[Collected data entries]

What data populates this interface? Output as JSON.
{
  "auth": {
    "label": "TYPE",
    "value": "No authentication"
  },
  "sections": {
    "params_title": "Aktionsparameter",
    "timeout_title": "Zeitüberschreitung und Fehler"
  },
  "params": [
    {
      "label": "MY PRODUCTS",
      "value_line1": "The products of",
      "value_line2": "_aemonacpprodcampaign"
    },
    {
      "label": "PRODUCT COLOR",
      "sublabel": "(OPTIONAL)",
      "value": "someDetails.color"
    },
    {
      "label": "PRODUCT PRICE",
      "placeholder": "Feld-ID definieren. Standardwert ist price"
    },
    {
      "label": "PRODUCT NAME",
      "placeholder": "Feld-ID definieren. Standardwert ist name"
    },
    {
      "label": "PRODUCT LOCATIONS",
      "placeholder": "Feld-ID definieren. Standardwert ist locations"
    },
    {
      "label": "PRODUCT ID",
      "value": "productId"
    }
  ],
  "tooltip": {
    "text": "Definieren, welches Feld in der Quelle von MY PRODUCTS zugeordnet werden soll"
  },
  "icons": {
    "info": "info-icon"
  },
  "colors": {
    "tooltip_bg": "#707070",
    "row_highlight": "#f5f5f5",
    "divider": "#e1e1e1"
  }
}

- _What is being asked_: Where a line holds "placeholder", copy that line.

- _Final result_:
      "placeholder": "Feld-ID definieren. Standardwert ist price"
      "placeholder": "Feld-ID definieren. Standardwert ist name"
      "placeholder": "Feld-ID definieren. Standardwert ist locations"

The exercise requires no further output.